Material to process
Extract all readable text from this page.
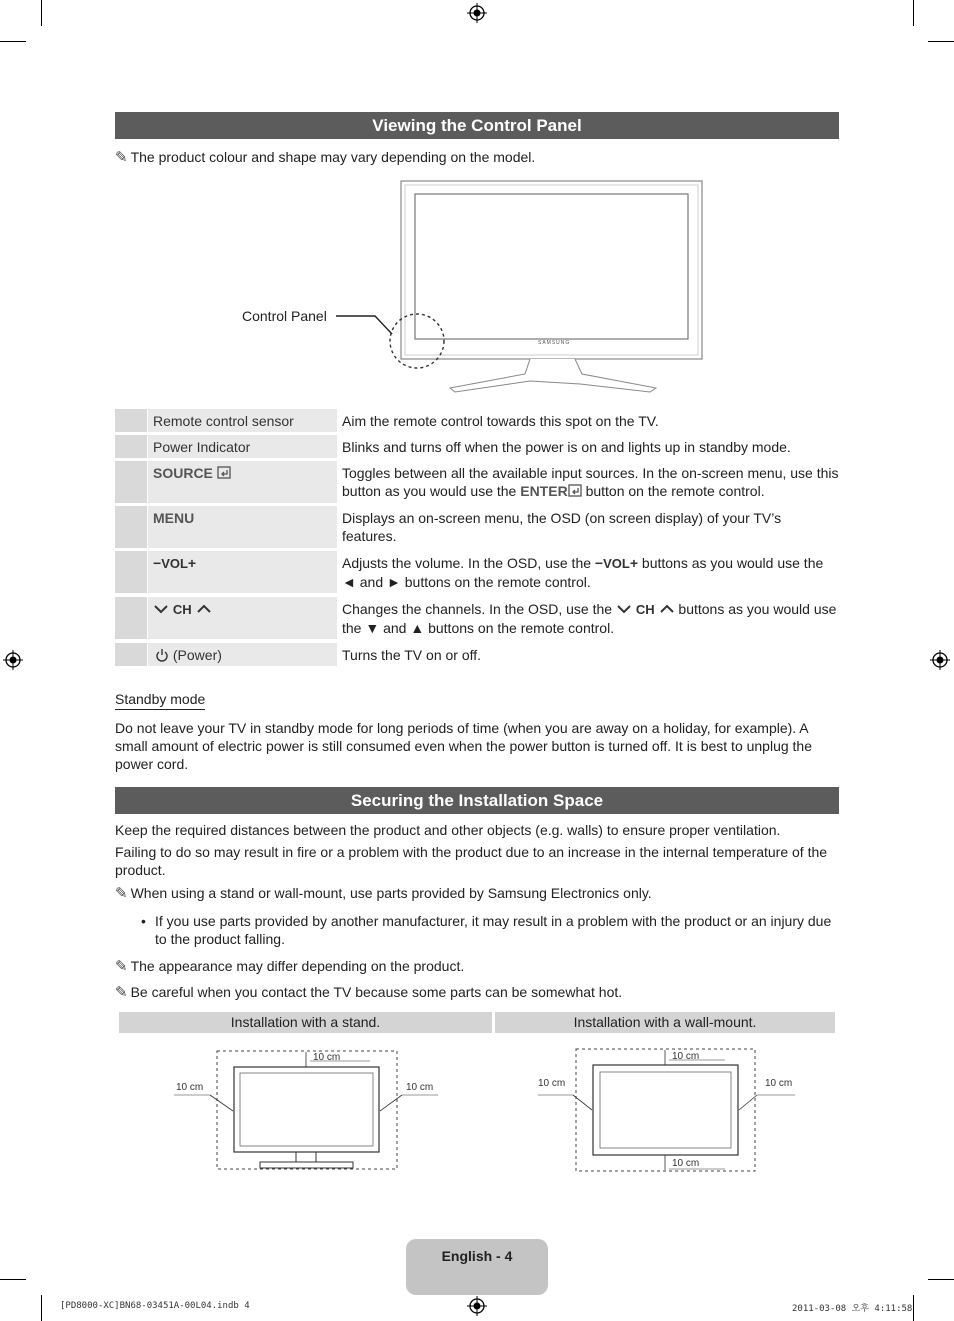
Viewing the Control Panel
✎ The product colour and shape may vary depending on the model.
SAMSUNG
Control Panel
Remote control sensor	Aim the remote control towards this spot on the TV.
Power Indicator	Blinks and turns off when the power is on and lights up in standby mode.
SOURCE	Toggles between all the available input sources. In the on-screen menu, use this button as you would use the ENTER button on the remote control.
MENU	Displays an on-screen menu, the OSD (on screen display) of your TV’s features.
−VOL+	Adjusts the volume. In the OSD, use the −VOL+ buttons as you would use the ◄ and ► buttons on the remote control.
CH	Changes the channels. In the OSD, use the CH buttons as you would use the ▼ and ▲ buttons on the remote control.
(Power)	Turns the TV on or off.
Standby mode
Do not leave your TV in standby mode for long periods of time (when you are away on a holiday, for example). A small amount of electric power is still consumed even when the power button is turned off. It is best to unplug the power cord.
Securing the Installation Space
Keep the required distances between the product and other objects (e.g. walls) to ensure proper ventilation.
Failing to do so may result in fire or a problem with the product due to an increase in the internal temperature of the product.
✎ When using a stand or wall-mount, use parts provided by Samsung Electronics only.
• If you use parts provided by another manufacturer, it may result in a problem with the product or an injury due to the product falling.
✎ The appearance may differ depending on the product.
✎ Be careful when you contact the TV because some parts can be somewhat hot.
Installation with a stand.	Installation with a wall-mount.
10 cm
10 cm	10 cm
10 cm
10 cm	10 cm
10 cm
English - 4
[PD8000-XC]BN68-03451A-00L04.indb 4	2011-03-08 오후 4:11:58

Exercise aim
Write the listing above out again exactly, dropping each image.

The output
Extract all readable text from this page.
Viewing the Control Panel
✎ The product colour and shape may vary depending on the model.
SAMSUNG
Control Panel
Remote control sensor	Aim the remote control towards this spot on the TV.
Power Indicator	Blinks and turns off when the power is on and lights up in standby mode.
SOURCE	Toggles between all the available input sources. In the on-screen menu, use this button as you would use the ENTER button on the remote control.
MENU	Displays an on-screen menu, the OSD (on screen display) of your TV’s features.
−VOL+	Adjusts the volume. In the OSD, use the −VOL+ buttons as you would use the ◄ and ► buttons on the remote control.
CH	Changes the channels. In the OSD, use the CH buttons as you would use the ▼ and ▲ buttons on the remote control.
(Power)	Turns the TV on or off.
Standby mode
Do not leave your TV in standby mode for long periods of time (when you are away on a holiday, for example). A small amount of electric power is still consumed even when the power button is turned off. It is best to unplug the power cord.
Securing the Installation Space
Keep the required distances between the product and other objects (e.g. walls) to ensure proper ventilation.
Failing to do so may result in fire or a problem with the product due to an increase in the internal temperature of the product.
✎ When using a stand or wall-mount, use parts provided by Samsung Electronics only.
• If you use parts provided by another manufacturer, it may result in a problem with the product or an injury due to the product falling.
✎ The appearance may differ depending on the product.
✎ Be careful when you contact the TV because some parts can be somewhat hot.
Installation with a stand.	Installation with a wall-mount.
10 cm
10 cm	10 cm
10 cm
10 cm	10 cm
10 cm
English - 4
[PD8000-XC]BN68-03451A-00L04.indb 4	2011-03-08 오후 4:11:58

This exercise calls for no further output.